--- REQUIRED TASK ---
Return all of the data exactly as given.

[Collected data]
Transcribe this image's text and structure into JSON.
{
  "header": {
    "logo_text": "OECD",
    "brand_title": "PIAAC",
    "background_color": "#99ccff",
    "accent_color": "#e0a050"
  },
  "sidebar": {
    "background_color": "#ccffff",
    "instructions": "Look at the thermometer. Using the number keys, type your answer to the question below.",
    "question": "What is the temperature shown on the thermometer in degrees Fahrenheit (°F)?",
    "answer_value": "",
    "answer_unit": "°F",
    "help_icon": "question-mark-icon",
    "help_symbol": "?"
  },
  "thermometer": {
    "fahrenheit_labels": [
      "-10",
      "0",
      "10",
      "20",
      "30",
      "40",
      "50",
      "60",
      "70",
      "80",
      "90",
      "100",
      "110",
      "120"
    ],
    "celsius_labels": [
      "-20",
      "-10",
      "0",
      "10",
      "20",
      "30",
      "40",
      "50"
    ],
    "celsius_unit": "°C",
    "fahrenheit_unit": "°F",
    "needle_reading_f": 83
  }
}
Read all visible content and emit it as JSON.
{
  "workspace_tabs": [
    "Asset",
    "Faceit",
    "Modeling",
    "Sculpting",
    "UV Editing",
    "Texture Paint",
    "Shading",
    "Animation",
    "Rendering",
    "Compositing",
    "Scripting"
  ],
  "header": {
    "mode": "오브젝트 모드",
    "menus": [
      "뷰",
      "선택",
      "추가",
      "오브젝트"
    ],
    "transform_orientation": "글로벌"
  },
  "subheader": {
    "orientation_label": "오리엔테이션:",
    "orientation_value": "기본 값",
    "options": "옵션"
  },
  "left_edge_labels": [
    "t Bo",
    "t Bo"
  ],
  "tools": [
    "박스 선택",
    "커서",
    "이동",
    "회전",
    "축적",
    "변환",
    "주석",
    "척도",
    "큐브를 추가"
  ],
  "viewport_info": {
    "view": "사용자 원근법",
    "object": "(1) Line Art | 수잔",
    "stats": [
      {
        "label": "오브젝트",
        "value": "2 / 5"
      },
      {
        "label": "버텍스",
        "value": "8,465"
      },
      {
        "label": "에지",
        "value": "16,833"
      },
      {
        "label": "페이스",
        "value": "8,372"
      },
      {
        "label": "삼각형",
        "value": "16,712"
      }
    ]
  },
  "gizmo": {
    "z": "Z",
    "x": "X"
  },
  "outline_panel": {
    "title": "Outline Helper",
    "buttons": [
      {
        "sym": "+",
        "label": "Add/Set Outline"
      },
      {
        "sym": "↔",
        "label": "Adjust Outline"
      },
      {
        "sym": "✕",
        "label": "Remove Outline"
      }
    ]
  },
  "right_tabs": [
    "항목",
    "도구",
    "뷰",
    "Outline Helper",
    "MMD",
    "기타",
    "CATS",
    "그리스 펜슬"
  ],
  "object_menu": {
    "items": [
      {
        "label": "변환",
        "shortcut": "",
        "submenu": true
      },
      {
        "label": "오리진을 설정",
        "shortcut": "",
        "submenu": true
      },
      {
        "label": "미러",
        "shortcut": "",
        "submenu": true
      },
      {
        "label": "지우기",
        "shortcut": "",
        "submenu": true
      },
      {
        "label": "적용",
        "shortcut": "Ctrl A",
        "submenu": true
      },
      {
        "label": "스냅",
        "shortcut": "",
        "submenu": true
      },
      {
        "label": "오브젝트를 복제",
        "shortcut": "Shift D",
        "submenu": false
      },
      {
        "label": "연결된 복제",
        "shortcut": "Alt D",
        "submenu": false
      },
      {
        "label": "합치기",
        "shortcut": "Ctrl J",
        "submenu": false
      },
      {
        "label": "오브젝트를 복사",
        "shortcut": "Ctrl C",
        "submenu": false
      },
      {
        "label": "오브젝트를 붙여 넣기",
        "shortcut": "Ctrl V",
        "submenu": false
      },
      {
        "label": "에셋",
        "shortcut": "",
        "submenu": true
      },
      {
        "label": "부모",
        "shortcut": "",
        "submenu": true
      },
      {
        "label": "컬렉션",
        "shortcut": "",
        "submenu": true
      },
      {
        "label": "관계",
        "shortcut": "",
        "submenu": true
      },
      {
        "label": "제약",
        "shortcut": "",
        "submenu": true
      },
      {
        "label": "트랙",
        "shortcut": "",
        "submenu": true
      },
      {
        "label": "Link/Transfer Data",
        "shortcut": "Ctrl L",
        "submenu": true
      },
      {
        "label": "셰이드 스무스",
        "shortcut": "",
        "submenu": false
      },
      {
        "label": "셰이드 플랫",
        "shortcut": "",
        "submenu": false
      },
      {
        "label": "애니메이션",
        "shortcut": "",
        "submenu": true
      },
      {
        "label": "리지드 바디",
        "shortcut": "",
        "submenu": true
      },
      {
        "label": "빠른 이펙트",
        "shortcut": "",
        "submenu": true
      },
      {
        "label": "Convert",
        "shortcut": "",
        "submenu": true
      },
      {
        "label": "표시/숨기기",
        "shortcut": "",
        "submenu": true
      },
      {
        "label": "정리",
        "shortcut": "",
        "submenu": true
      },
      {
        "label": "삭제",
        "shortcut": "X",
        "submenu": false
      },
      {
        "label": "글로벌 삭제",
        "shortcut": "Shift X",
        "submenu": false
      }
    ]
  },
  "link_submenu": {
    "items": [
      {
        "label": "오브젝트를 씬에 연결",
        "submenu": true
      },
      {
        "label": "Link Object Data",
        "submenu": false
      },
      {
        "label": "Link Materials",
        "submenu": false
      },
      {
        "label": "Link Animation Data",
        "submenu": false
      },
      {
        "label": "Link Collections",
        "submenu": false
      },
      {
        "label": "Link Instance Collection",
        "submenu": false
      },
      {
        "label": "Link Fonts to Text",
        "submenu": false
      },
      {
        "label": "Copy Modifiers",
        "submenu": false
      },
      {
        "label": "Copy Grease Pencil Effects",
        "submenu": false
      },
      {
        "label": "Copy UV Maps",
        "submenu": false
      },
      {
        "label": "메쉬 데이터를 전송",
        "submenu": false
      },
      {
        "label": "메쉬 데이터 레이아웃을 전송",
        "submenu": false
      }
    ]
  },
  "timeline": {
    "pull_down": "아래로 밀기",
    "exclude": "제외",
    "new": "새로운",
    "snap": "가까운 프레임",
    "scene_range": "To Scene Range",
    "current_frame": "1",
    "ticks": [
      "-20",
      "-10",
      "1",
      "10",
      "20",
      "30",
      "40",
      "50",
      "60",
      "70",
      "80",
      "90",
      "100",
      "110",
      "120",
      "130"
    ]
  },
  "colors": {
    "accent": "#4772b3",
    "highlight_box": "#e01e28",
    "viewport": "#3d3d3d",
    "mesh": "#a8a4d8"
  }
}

--- SOLUTION FOR THIS PROBLEM ---
Transcribe this image's text and structure into JSON.
{
  "header": {
    "logo_text": "OECD",
    "brand_title": "PIAAC",
    "background_color": "#99ccff",
    "accent_color": "#e0a050"
  },
  "sidebar": {
    "background_color": "#ccffff",
    "instructions": "Look at the thermometer. Using the number keys, type your answer to the question below.",
    "question": "What is the temperature shown on the thermometer in degrees Fahrenheit (°F)?",
    "answer_value": "",
    "answer_unit": "°F",
    "help_icon": "question-mark-icon",
    "help_symbol": "?"
  },
  "thermometer": {
    "fahrenheit_labels": [
      "-10",
      "0",
      "10",
      "20",
      "30",
      "40",
      "50",
      "60",
      "70",
      "80",
      "90",
      "100",
      "110",
      "120"
    ],
    "celsius_labels": [
      "-20",
      "-10",
      "0",
      "10",
      "20",
      "30",
      "40",
      "50"
    ],
    "celsius_unit": "°C",
    "fahrenheit_unit": "°F",
    "needle_reading_f": 83
  }
}
Read all visible content and emit it as JSON.
{
  "workspace_tabs": [
    "Asset",
    "Faceit",
    "Modeling",
    "Sculpting",
    "UV Editing",
    "Texture Paint",
    "Shading",
    "Animation",
    "Rendering",
    "Compositing",
    "Scripting"
  ],
  "header": {
    "mode": "오브젝트 모드",
    "menus": [
      "뷰",
      "선택",
      "추가",
      "오브젝트"
    ],
    "transform_orientation": "글로벌"
  },
  "subheader": {
    "orientation_label": "오리엔테이션:",
    "orientation_value": "기본 값",
    "options": "옵션"
  },
  "left_edge_labels": [
    "t Bo",
    "t Bo"
  ],
  "tools": [
    "박스 선택",
    "커서",
    "이동",
    "회전",
    "축적",
    "변환",
    "주석",
    "척도",
    "큐브를 추가"
  ],
  "viewport_info": {
    "view": "사용자 원근법",
    "object": "(1) Line Art | 수잔",
    "stats": [
      {
        "label": "오브젝트",
        "value": "2 / 5"
      },
      {
        "label": "버텍스",
        "value": "8,465"
      },
      {
        "label": "에지",
        "value": "16,833"
      },
      {
        "label": "페이스",
        "value": "8,372"
      },
      {
        "label": "삼각형",
        "value": "16,712"
      }
    ]
  },
  "gizmo": {
    "z": "Z",
    "x": "X"
  },
  "outline_panel": {
    "title": "Outline Helper",
    "buttons": [
      {
        "sym": "+",
        "label": "Add/Set Outline"
      },
      {
        "sym": "↔",
        "label": "Adjust Outline"
      },
      {
        "sym": "✕",
        "label": "Remove Outline"
      }
    ]
  },
  "right_tabs": [
    "항목",
    "도구",
    "뷰",
    "Outline Helper",
    "MMD",
    "기타",
    "CATS",
    "그리스 펜슬"
  ],
  "object_menu": {
    "items": [
      {
        "label": "변환",
        "shortcut": "",
        "submenu": true
      },
      {
        "label": "오리진을 설정",
        "shortcut": "",
        "submenu": true
      },
      {
        "label": "미러",
        "shortcut": "",
        "submenu": true
      },
      {
        "label": "지우기",
        "shortcut": "",
        "submenu": true
      },
      {
        "label": "적용",
        "shortcut": "Ctrl A",
        "submenu": true
      },
      {
        "label": "스냅",
        "shortcut": "",
        "submenu": true
      },
      {
        "label": "오브젝트를 복제",
        "shortcut": "Shift D",
        "submenu": false
      },
      {
        "label": "연결된 복제",
        "shortcut": "Alt D",
        "submenu": false
      },
      {
        "label": "합치기",
        "shortcut": "Ctrl J",
        "submenu": false
      },
      {
        "label": "오브젝트를 복사",
        "shortcut": "Ctrl C",
        "submenu": false
      },
      {
        "label": "오브젝트를 붙여 넣기",
        "shortcut": "Ctrl V",
        "submenu": false
      },
      {
        "label": "에셋",
        "shortcut": "",
        "submenu": true
      },
      {
        "label": "부모",
        "shortcut": "",
        "submenu": true
      },
      {
        "label": "컬렉션",
        "shortcut": "",
        "submenu": true
      },
      {
        "label": "관계",
        "shortcut": "",
        "submenu": true
      },
      {
        "label": "제약",
        "shortcut": "",
        "submenu": true
      },
      {
        "label": "트랙",
        "shortcut": "",
        "submenu": true
      },
      {
        "label": "Link/Transfer Data",
        "shortcut": "Ctrl L",
        "submenu": true
      },
      {
        "label": "셰이드 스무스",
        "shortcut": "",
        "submenu": false
      },
      {
        "label": "셰이드 플랫",
        "shortcut": "",
        "submenu": false
      },
      {
        "label": "애니메이션",
        "shortcut": "",
        "submenu": true
      },
      {
        "label": "리지드 바디",
        "shortcut": "",
        "submenu": true
      },
      {
        "label": "빠른 이펙트",
        "shortcut": "",
        "submenu": true
      },
      {
        "label": "Convert",
        "shortcut": "",
        "submenu": true
      },
      {
        "label": "표시/숨기기",
        "shortcut": "",
        "submenu": true
      },
      {
        "label": "정리",
        "shortcut": "",
        "submenu": true
      },
      {
        "label": "삭제",
        "shortcut": "X",
        "submenu": false
      },
      {
        "label": "글로벌 삭제",
        "shortcut": "Shift X",
        "submenu": false
      }
    ]
  },
  "link_submenu": {
    "items": [
      {
        "label": "오브젝트를 씬에 연결",
        "submenu": true
      },
      {
        "label": "Link Object Data",
        "submenu": false
      },
      {
        "label": "Link Materials",
        "submenu": false
      },
      {
        "label": "Link Animation Data",
        "submenu": false
      },
      {
        "label": "Link Collections",
        "submenu": false
      },
      {
        "label": "Link Instance Collection",
        "submenu": false
      },
      {
        "label": "Link Fonts to Text",
        "submenu": false
      },
      {
        "label": "Copy Modifiers",
        "submenu": false
      },
      {
        "label": "Copy Grease Pencil Effects",
        "submenu": false
      },
      {
        "label": "Copy UV Maps",
        "submenu": false
      },
      {
        "label": "메쉬 데이터를 전송",
        "submenu": false
      },
      {
        "label": "메쉬 데이터 레이아웃을 전송",
        "submenu": false
      }
    ]
  },
  "timeline": {
    "pull_down": "아래로 밀기",
    "exclude": "제외",
    "new": "새로운",
    "snap": "가까운 프레임",
    "scene_range": "To Scene Range",
    "current_frame": "1",
    "ticks": [
      "-20",
      "-10",
      "1",
      "10",
      "20",
      "30",
      "40",
      "50",
      "60",
      "70",
      "80",
      "90",
      "100",
      "110",
      "120",
      "130"
    ]
  },
  "colors": {
    "accent": "#4772b3",
    "highlight_box": "#e01e28",
    "viewport": "#3d3d3d",
    "mesh": "#a8a4d8"
  }
}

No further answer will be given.